Write the entries out again exactly as they stand, but without the pictures.

Data listing

....

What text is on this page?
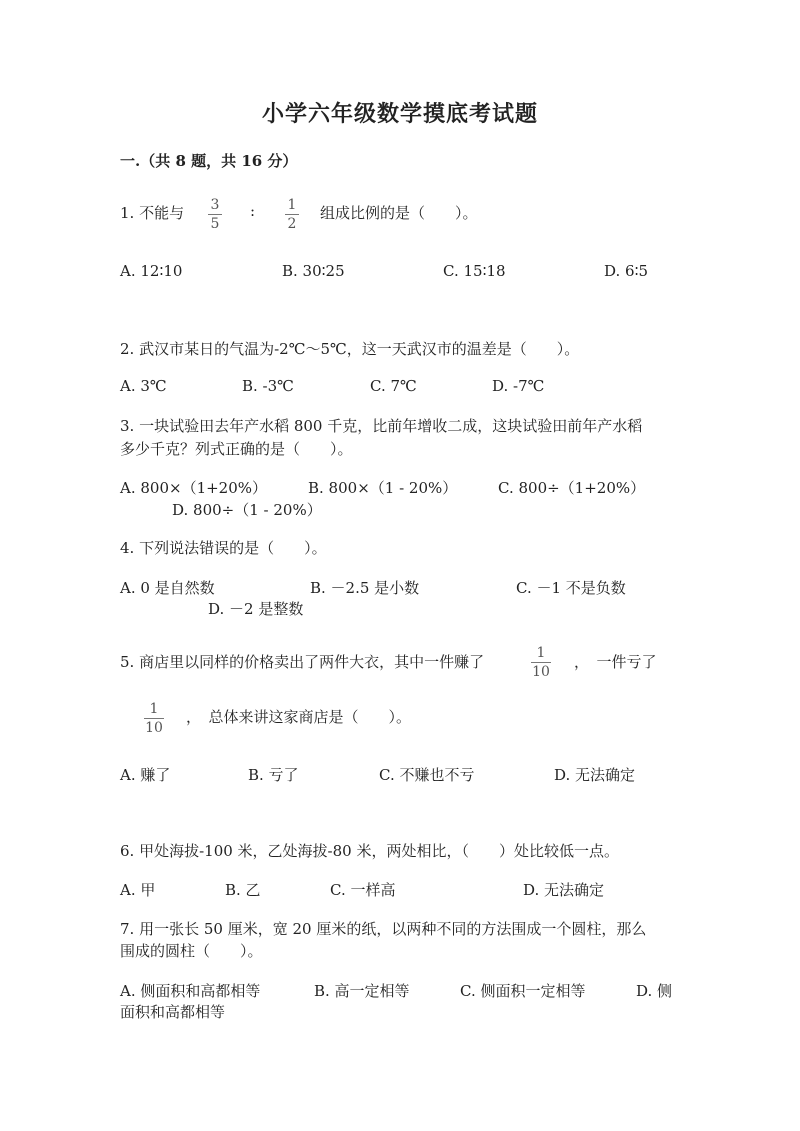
小学六年级数学摸底考试题
一.（共 8 题，共 16 分）
1. 不能与 3
5
: 1
2
组成比例的是（　　）。
A. 12∶10	B. 30∶25	C. 15∶18	D. 6∶5
2. 武汉市某日的气温为-2℃～5℃，这一天武汉市的温差是（　　）。
A. 3℃	B. -3℃	C. 7℃	D. -7℃
3. 一块试验田去年产水稻 800 千克，比前年增收二成，这块试验田前年产水稻
多少千克？列式正确的是（　　）。
A. 800×（1+20%）	B. 800×（1 - 20%）	C. 800÷（1+20%）
D. 800÷（1 - 20%）
4. 下列说法错误的是（　　）。
A. 0 是自然数	B. －2.5 是小数	C. －1 不是负数
D. －2 是整数
5. 商店里以同样的价格卖出了两件大衣，其中一件赚了	1
10
，　一件亏了
1
10
，　总体来讲这家商店是（　　）。
A. 赚了	B. 亏了	C. 不赚也不亏	D. 无法确定
6. 甲处海拔-100 米，乙处海拔-80 米，两处相比，（　　）处比较低一点。
A. 甲	B. 乙	C. 一样高	D. 无法确定
7. 用一张长 50 厘米，宽 20 厘米的纸，以两种不同的方法围成一个圆柱，那么
围成的圆柱（　　）。
A. 侧面积和高都相等	B. 高一定相等	C. 侧面积一定相等	D. 侧
面积和高都相等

....

* TASK RESPONSE *
What text is on this page?
小学六年级数学摸底考试题
一.（共 8 题，共 16 分）
1. 不能与 3
5
: 1
2
组成比例的是（　　）。
A. 12∶10	B. 30∶25	C. 15∶18	D. 6∶5
2. 武汉市某日的气温为-2℃～5℃，这一天武汉市的温差是（　　）。
A. 3℃	B. -3℃	C. 7℃	D. -7℃
3. 一块试验田去年产水稻 800 千克，比前年增收二成，这块试验田前年产水稻
多少千克？列式正确的是（　　）。
A. 800×（1+20%）	B. 800×（1 - 20%）	C. 800÷（1+20%）
D. 800÷（1 - 20%）
4. 下列说法错误的是（　　）。
A. 0 是自然数	B. －2.5 是小数	C. －1 不是负数
D. －2 是整数
5. 商店里以同样的价格卖出了两件大衣，其中一件赚了	1
10
，　一件亏了
1
10
，　总体来讲这家商店是（　　）。
A. 赚了	B. 亏了	C. 不赚也不亏	D. 无法确定
6. 甲处海拔-100 米，乙处海拔-80 米，两处相比，（　　）处比较低一点。
A. 甲	B. 乙	C. 一样高	D. 无法确定
7. 用一张长 50 厘米，宽 20 厘米的纸，以两种不同的方法围成一个圆柱，那么
围成的圆柱（　　）。
A. 侧面积和高都相等	B. 高一定相等	C. 侧面积一定相等	D. 侧
面积和高都相等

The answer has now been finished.